Stored data entries:
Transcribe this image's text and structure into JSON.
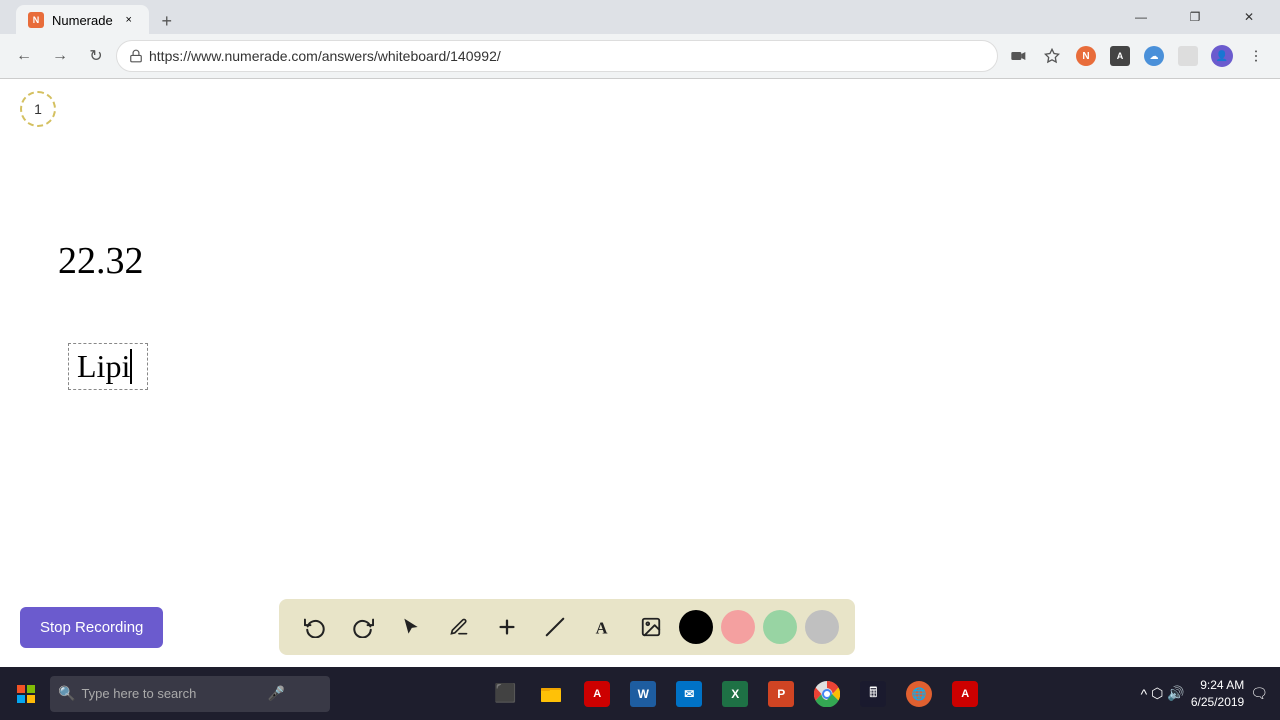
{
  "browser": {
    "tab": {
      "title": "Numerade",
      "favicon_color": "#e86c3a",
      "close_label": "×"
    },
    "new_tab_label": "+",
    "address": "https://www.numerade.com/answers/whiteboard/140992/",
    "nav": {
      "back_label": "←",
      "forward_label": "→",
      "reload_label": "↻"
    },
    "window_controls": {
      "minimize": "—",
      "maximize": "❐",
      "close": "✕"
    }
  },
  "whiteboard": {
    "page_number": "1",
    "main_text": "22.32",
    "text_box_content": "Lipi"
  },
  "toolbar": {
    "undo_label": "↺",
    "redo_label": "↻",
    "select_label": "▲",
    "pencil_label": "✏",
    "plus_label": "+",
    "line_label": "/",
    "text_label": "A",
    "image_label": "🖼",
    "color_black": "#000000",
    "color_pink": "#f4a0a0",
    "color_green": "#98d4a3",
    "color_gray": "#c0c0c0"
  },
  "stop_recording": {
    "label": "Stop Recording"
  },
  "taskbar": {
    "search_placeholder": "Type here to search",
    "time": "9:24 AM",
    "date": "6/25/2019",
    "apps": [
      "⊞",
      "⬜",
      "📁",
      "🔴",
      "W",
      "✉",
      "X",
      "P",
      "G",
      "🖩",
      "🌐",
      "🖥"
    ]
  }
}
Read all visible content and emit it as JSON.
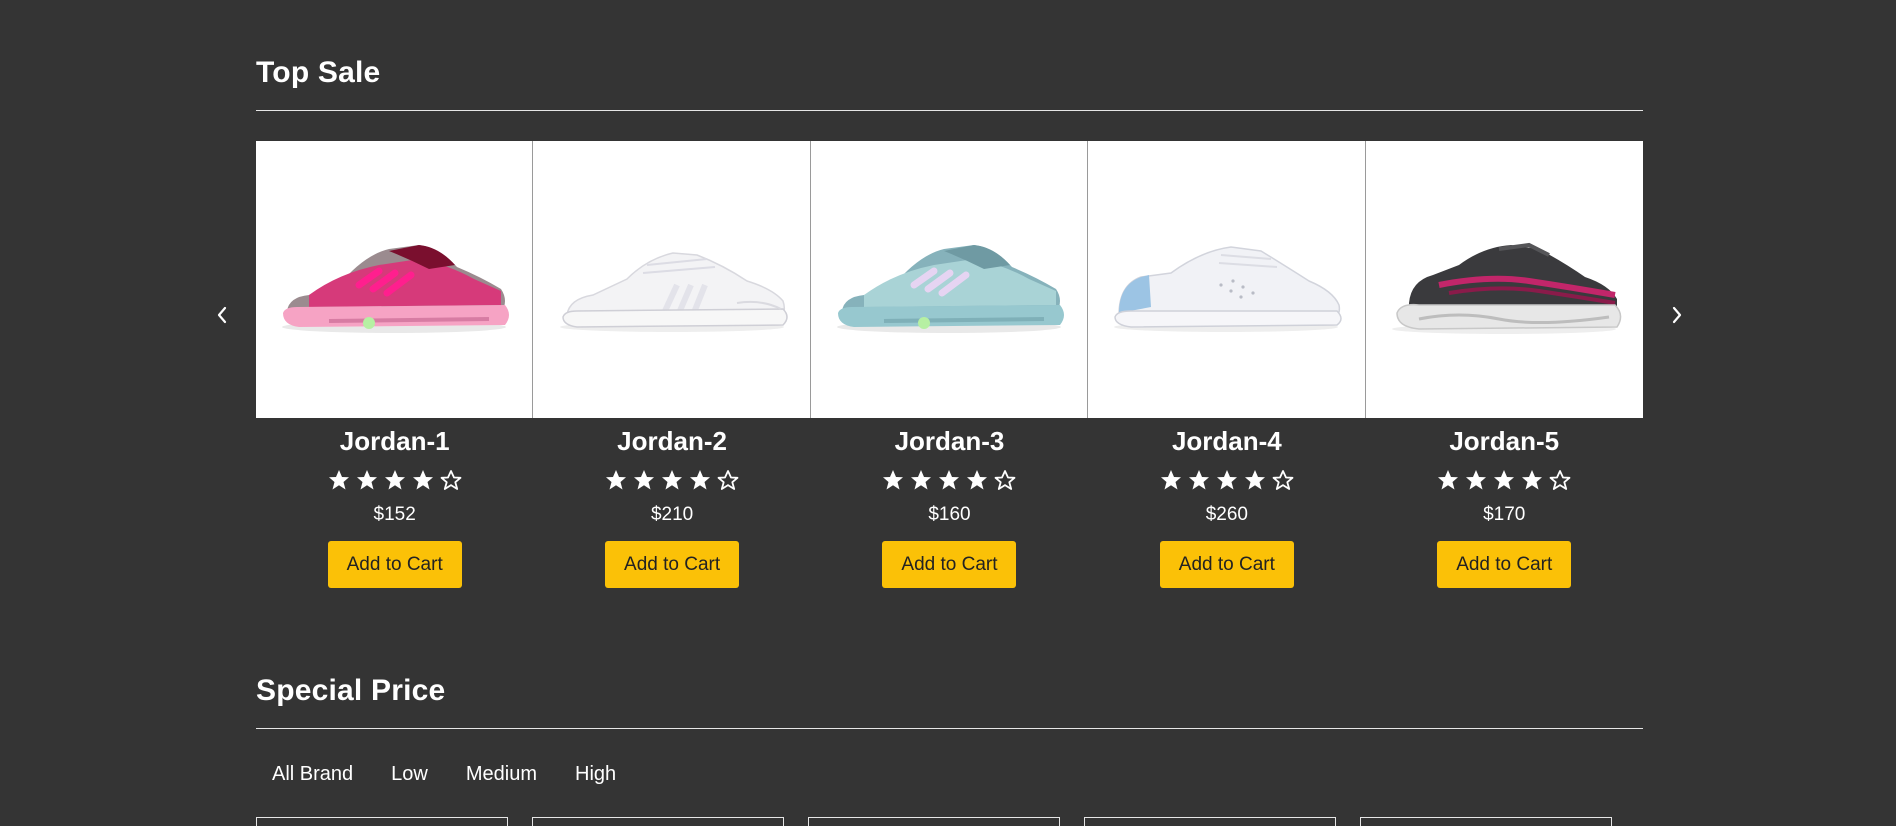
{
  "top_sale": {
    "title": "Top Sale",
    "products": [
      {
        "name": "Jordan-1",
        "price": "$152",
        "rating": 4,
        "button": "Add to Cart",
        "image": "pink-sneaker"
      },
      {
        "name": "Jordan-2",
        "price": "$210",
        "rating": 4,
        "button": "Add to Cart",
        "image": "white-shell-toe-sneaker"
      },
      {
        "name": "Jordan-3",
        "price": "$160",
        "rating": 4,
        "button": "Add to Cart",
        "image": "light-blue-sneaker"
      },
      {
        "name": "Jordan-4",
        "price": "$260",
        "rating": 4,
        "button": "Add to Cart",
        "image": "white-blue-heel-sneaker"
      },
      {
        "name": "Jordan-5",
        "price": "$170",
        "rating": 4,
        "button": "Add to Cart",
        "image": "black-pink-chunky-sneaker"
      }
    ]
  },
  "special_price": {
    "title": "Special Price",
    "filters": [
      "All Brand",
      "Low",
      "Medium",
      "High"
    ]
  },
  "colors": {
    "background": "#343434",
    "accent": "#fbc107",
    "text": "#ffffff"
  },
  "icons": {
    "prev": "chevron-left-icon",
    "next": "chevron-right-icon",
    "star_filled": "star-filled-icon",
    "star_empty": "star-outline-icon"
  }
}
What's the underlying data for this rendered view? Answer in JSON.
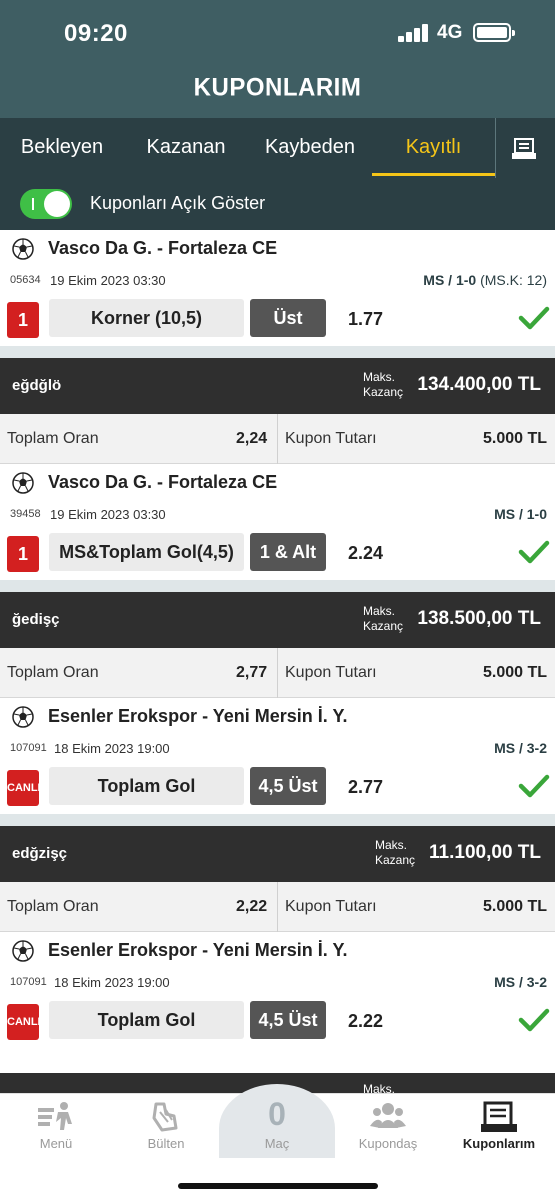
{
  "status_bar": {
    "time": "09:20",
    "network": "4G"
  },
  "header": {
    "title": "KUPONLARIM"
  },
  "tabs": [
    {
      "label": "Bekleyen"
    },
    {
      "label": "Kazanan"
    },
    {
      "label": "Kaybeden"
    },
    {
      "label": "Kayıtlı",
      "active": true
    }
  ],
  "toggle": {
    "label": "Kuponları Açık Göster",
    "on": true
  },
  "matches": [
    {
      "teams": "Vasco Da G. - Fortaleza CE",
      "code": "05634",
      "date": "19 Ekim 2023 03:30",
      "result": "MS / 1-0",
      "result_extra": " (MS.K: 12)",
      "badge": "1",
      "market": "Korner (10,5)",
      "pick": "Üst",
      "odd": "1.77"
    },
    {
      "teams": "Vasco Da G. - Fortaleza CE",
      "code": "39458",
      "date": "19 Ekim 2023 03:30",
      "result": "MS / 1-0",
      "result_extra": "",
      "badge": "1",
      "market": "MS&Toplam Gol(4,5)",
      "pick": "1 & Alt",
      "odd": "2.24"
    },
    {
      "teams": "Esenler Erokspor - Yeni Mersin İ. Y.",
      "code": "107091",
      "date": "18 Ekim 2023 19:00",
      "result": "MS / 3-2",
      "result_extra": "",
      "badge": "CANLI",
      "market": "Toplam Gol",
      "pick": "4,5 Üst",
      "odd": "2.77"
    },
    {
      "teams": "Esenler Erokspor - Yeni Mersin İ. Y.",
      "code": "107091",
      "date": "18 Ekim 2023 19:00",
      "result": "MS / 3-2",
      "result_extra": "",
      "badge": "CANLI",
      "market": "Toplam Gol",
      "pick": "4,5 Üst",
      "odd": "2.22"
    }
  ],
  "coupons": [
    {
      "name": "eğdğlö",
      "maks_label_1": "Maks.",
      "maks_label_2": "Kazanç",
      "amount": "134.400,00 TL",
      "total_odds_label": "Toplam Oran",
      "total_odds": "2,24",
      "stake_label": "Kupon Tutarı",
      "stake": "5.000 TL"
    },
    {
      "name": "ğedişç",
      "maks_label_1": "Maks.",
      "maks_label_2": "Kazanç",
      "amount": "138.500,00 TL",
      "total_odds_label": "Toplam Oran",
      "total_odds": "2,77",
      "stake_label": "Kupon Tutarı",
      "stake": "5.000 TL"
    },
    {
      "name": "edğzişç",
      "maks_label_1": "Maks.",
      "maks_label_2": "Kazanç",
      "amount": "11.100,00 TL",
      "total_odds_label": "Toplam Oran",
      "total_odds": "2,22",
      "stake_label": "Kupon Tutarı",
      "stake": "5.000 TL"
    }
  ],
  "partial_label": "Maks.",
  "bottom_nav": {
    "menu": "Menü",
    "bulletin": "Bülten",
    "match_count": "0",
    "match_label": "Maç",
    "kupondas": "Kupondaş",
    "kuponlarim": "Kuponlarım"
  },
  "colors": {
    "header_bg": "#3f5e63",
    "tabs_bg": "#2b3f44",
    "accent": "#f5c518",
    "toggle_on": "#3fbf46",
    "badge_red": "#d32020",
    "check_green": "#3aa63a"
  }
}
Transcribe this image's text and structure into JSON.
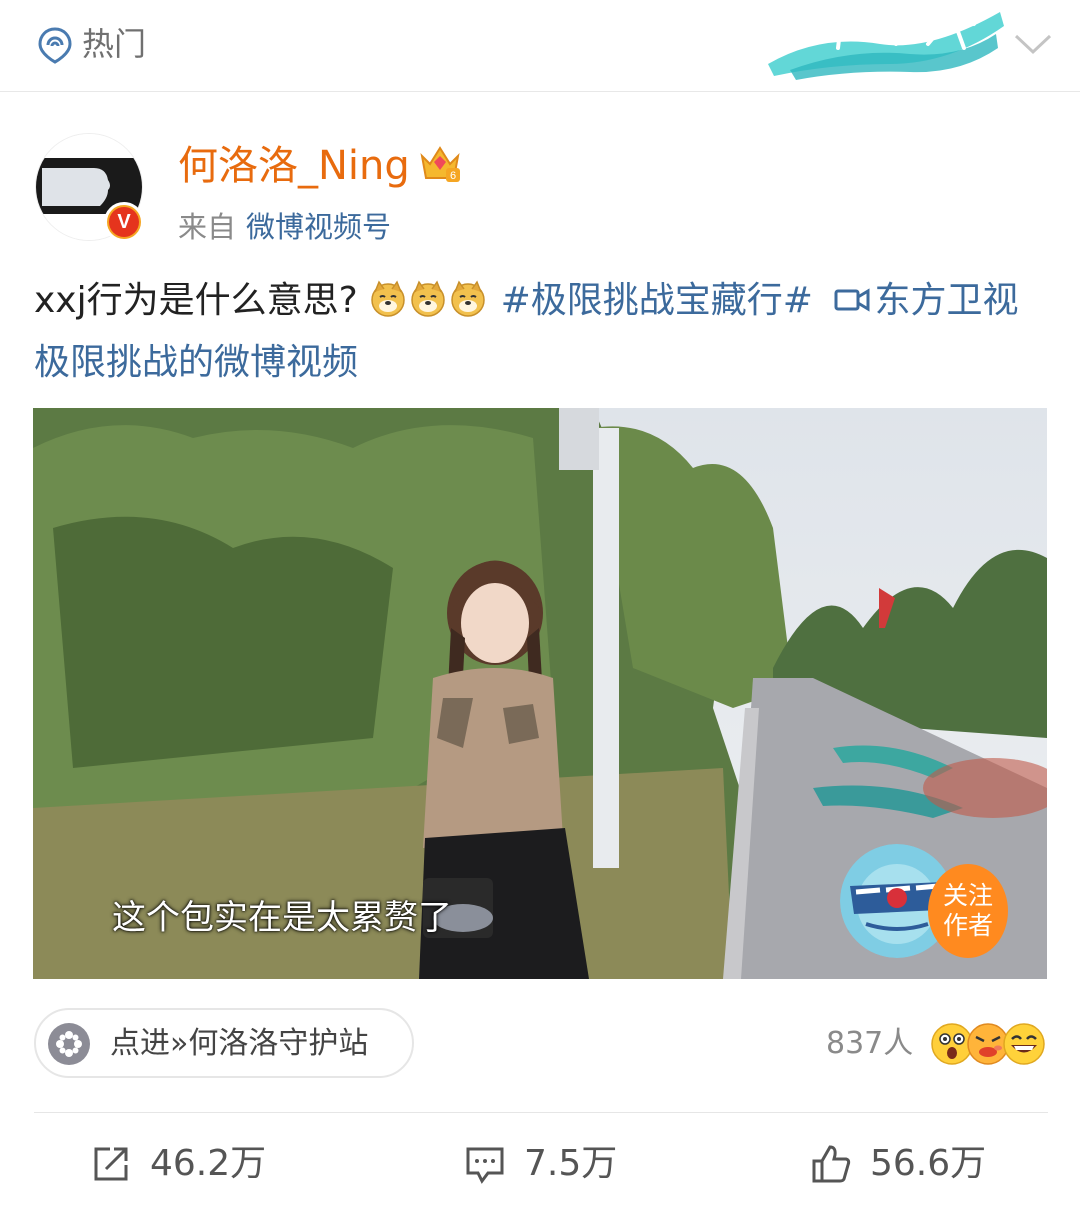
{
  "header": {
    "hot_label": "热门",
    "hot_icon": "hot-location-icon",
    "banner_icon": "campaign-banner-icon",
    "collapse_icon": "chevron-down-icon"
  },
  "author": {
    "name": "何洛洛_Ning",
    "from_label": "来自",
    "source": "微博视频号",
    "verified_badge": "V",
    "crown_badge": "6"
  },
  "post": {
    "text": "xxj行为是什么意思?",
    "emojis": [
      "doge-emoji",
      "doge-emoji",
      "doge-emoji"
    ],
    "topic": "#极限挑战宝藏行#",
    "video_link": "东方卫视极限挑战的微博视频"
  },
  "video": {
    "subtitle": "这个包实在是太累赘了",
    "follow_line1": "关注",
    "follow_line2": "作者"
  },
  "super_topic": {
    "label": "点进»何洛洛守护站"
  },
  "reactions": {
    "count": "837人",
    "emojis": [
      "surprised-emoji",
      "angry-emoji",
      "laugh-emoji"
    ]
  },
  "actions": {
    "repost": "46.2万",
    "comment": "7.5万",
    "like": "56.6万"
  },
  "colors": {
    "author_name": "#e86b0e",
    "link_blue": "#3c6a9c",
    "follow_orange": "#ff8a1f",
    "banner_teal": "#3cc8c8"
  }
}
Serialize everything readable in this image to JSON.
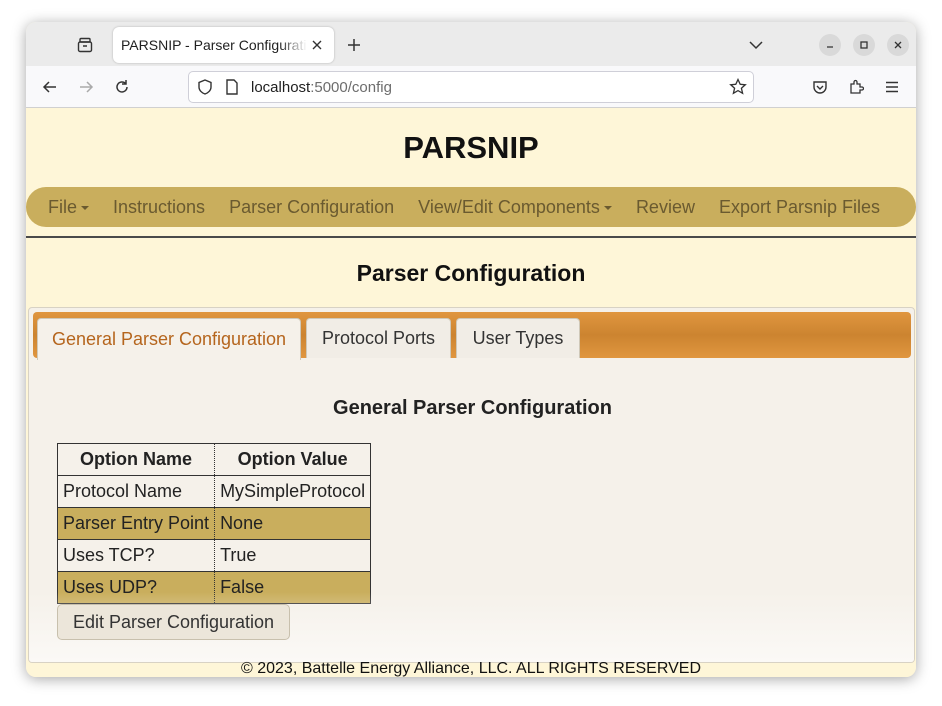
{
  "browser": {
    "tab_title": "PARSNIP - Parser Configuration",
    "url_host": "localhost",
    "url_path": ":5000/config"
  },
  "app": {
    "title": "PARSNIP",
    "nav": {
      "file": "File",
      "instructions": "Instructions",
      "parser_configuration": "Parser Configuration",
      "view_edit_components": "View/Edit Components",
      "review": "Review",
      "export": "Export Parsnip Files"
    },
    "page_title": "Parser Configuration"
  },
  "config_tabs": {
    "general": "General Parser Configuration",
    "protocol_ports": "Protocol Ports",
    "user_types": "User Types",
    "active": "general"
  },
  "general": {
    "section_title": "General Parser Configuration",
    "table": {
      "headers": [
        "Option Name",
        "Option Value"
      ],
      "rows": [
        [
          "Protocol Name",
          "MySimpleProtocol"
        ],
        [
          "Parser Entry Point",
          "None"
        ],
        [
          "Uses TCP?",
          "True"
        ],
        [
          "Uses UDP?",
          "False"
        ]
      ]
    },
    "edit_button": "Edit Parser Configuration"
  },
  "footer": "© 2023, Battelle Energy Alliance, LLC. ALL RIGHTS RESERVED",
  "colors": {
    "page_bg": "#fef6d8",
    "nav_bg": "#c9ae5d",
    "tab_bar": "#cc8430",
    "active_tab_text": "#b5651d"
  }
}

• Exercise details
Select the lines from the entries that include the word "JSON".

• Task result
Transcribe this image's text and structure into JSON.
Read all visible content and emit it as JSON.
What's the underlying data for this rendered view? Answer in JSON.
Transcribe this image's text and structure into JSON.
Serialize everything readable in this image to JSON.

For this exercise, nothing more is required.